==== Data excerpts
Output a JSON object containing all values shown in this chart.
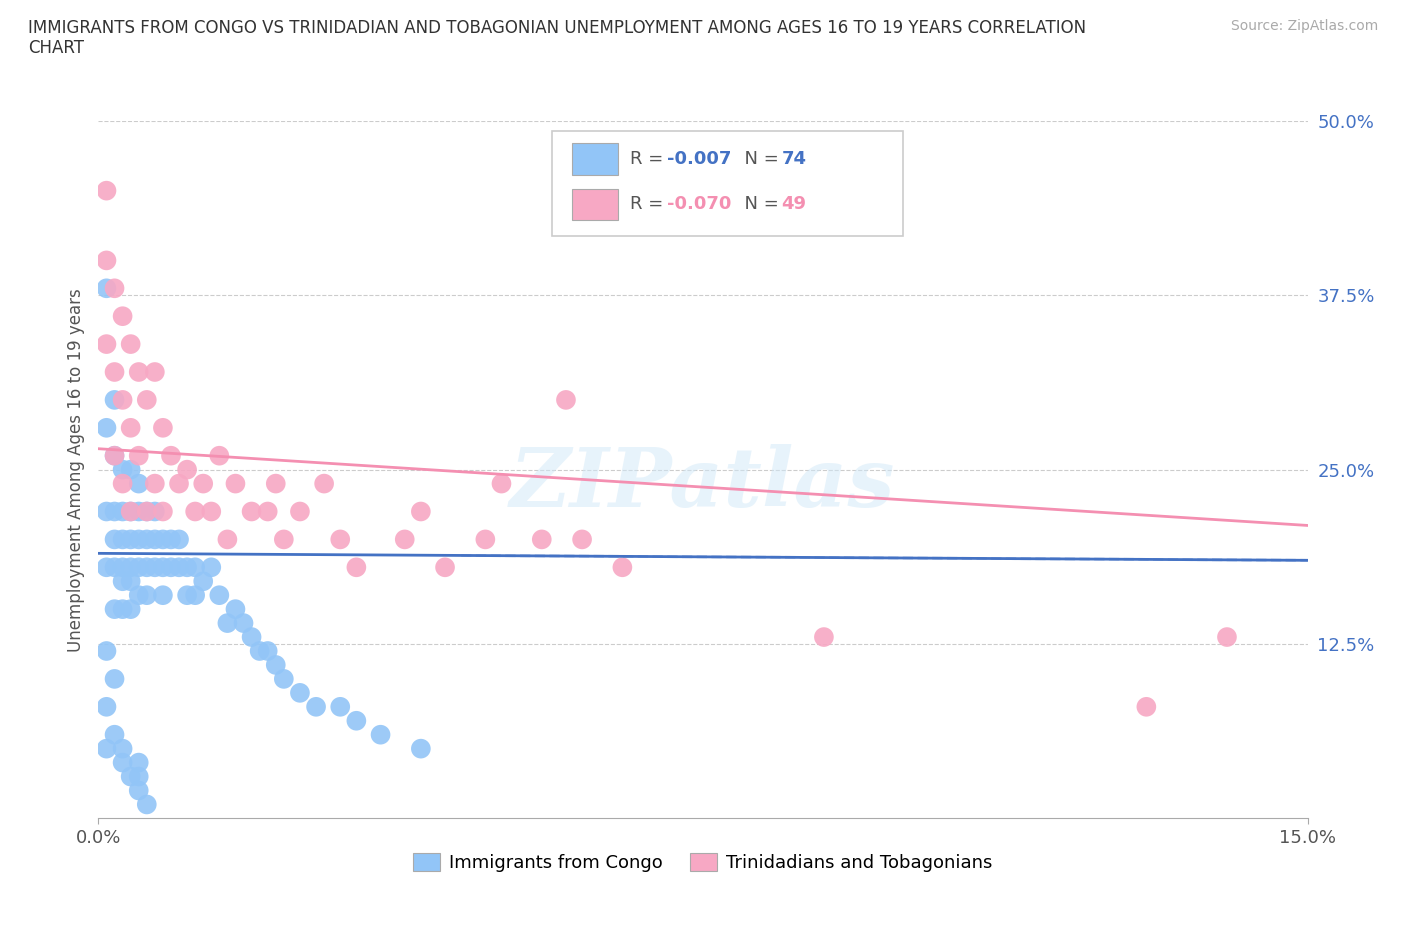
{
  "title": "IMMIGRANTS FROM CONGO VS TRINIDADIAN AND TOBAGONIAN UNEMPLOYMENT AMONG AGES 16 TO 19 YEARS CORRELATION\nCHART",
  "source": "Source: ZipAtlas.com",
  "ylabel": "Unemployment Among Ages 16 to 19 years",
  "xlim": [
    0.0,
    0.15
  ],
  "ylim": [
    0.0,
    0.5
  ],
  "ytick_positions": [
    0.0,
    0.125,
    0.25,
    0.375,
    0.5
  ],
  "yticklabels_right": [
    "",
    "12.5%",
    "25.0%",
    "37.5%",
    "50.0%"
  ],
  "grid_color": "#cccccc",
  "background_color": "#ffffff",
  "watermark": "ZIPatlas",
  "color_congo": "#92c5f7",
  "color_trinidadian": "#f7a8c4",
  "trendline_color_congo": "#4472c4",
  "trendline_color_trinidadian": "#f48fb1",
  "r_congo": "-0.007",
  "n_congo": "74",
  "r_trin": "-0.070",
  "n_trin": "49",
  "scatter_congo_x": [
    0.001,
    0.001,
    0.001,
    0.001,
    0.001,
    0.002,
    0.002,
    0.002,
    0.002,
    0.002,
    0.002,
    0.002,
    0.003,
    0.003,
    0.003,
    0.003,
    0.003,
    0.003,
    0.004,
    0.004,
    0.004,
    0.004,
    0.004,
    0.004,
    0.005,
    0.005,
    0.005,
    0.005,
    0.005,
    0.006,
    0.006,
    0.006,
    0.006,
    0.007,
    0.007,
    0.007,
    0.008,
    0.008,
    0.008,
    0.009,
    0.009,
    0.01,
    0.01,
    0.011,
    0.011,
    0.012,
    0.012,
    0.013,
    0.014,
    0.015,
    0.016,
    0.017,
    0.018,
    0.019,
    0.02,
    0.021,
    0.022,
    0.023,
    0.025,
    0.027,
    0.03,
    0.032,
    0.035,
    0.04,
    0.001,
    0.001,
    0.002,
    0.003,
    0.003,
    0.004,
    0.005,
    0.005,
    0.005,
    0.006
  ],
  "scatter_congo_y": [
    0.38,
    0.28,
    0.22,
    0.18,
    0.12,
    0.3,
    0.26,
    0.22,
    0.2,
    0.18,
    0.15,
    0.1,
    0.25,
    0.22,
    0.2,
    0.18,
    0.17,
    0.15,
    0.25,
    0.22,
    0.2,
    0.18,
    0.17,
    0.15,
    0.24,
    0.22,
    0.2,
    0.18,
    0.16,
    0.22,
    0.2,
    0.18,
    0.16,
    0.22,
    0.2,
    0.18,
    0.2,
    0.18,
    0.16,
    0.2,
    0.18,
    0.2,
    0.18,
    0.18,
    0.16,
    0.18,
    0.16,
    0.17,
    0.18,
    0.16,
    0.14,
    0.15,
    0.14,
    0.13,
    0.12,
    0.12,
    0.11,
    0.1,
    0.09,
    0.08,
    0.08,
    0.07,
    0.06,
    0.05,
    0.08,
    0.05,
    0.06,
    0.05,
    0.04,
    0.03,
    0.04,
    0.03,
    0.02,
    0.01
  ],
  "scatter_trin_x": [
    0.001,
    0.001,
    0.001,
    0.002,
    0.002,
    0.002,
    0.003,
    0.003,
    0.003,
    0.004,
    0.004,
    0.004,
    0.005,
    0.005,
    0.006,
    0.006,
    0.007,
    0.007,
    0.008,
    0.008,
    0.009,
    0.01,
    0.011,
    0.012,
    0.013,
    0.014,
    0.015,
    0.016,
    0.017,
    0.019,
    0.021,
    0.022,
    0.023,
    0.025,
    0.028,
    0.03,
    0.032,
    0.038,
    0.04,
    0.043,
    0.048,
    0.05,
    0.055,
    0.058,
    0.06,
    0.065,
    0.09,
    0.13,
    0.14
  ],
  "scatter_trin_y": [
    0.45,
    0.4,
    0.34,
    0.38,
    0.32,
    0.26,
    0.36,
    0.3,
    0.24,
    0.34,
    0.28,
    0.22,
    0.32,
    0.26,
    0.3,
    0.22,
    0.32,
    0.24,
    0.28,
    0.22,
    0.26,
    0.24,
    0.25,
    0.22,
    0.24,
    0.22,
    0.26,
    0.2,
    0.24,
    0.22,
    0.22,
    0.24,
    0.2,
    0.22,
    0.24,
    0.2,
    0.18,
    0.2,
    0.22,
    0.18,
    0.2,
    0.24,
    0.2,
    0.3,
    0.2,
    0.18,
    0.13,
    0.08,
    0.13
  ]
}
========
Goal:
Leave the images out and output the remaining material exactly as it stands.

Output below:
Output a JSON object containing all values shown in this chart.
{
  "title": "IMMIGRANTS FROM CONGO VS TRINIDADIAN AND TOBAGONIAN UNEMPLOYMENT AMONG AGES 16 TO 19 YEARS CORRELATION\nCHART",
  "source": "Source: ZipAtlas.com",
  "ylabel": "Unemployment Among Ages 16 to 19 years",
  "xlim": [
    0.0,
    0.15
  ],
  "ylim": [
    0.0,
    0.5
  ],
  "ytick_positions": [
    0.0,
    0.125,
    0.25,
    0.375,
    0.5
  ],
  "yticklabels_right": [
    "",
    "12.5%",
    "25.0%",
    "37.5%",
    "50.0%"
  ],
  "grid_color": "#cccccc",
  "background_color": "#ffffff",
  "watermark": "ZIPatlas",
  "color_congo": "#92c5f7",
  "color_trinidadian": "#f7a8c4",
  "trendline_color_congo": "#4472c4",
  "trendline_color_trinidadian": "#f48fb1",
  "r_congo": "-0.007",
  "n_congo": "74",
  "r_trin": "-0.070",
  "n_trin": "49",
  "scatter_congo_x": [
    0.001,
    0.001,
    0.001,
    0.001,
    0.001,
    0.002,
    0.002,
    0.002,
    0.002,
    0.002,
    0.002,
    0.002,
    0.003,
    0.003,
    0.003,
    0.003,
    0.003,
    0.003,
    0.004,
    0.004,
    0.004,
    0.004,
    0.004,
    0.004,
    0.005,
    0.005,
    0.005,
    0.005,
    0.005,
    0.006,
    0.006,
    0.006,
    0.006,
    0.007,
    0.007,
    0.007,
    0.008,
    0.008,
    0.008,
    0.009,
    0.009,
    0.01,
    0.01,
    0.011,
    0.011,
    0.012,
    0.012,
    0.013,
    0.014,
    0.015,
    0.016,
    0.017,
    0.018,
    0.019,
    0.02,
    0.021,
    0.022,
    0.023,
    0.025,
    0.027,
    0.03,
    0.032,
    0.035,
    0.04,
    0.001,
    0.001,
    0.002,
    0.003,
    0.003,
    0.004,
    0.005,
    0.005,
    0.005,
    0.006
  ],
  "scatter_congo_y": [
    0.38,
    0.28,
    0.22,
    0.18,
    0.12,
    0.3,
    0.26,
    0.22,
    0.2,
    0.18,
    0.15,
    0.1,
    0.25,
    0.22,
    0.2,
    0.18,
    0.17,
    0.15,
    0.25,
    0.22,
    0.2,
    0.18,
    0.17,
    0.15,
    0.24,
    0.22,
    0.2,
    0.18,
    0.16,
    0.22,
    0.2,
    0.18,
    0.16,
    0.22,
    0.2,
    0.18,
    0.2,
    0.18,
    0.16,
    0.2,
    0.18,
    0.2,
    0.18,
    0.18,
    0.16,
    0.18,
    0.16,
    0.17,
    0.18,
    0.16,
    0.14,
    0.15,
    0.14,
    0.13,
    0.12,
    0.12,
    0.11,
    0.1,
    0.09,
    0.08,
    0.08,
    0.07,
    0.06,
    0.05,
    0.08,
    0.05,
    0.06,
    0.05,
    0.04,
    0.03,
    0.04,
    0.03,
    0.02,
    0.01
  ],
  "scatter_trin_x": [
    0.001,
    0.001,
    0.001,
    0.002,
    0.002,
    0.002,
    0.003,
    0.003,
    0.003,
    0.004,
    0.004,
    0.004,
    0.005,
    0.005,
    0.006,
    0.006,
    0.007,
    0.007,
    0.008,
    0.008,
    0.009,
    0.01,
    0.011,
    0.012,
    0.013,
    0.014,
    0.015,
    0.016,
    0.017,
    0.019,
    0.021,
    0.022,
    0.023,
    0.025,
    0.028,
    0.03,
    0.032,
    0.038,
    0.04,
    0.043,
    0.048,
    0.05,
    0.055,
    0.058,
    0.06,
    0.065,
    0.09,
    0.13,
    0.14
  ],
  "scatter_trin_y": [
    0.45,
    0.4,
    0.34,
    0.38,
    0.32,
    0.26,
    0.36,
    0.3,
    0.24,
    0.34,
    0.28,
    0.22,
    0.32,
    0.26,
    0.3,
    0.22,
    0.32,
    0.24,
    0.28,
    0.22,
    0.26,
    0.24,
    0.25,
    0.22,
    0.24,
    0.22,
    0.26,
    0.2,
    0.24,
    0.22,
    0.22,
    0.24,
    0.2,
    0.22,
    0.24,
    0.2,
    0.18,
    0.2,
    0.22,
    0.18,
    0.2,
    0.24,
    0.2,
    0.3,
    0.2,
    0.18,
    0.13,
    0.08,
    0.13
  ]
}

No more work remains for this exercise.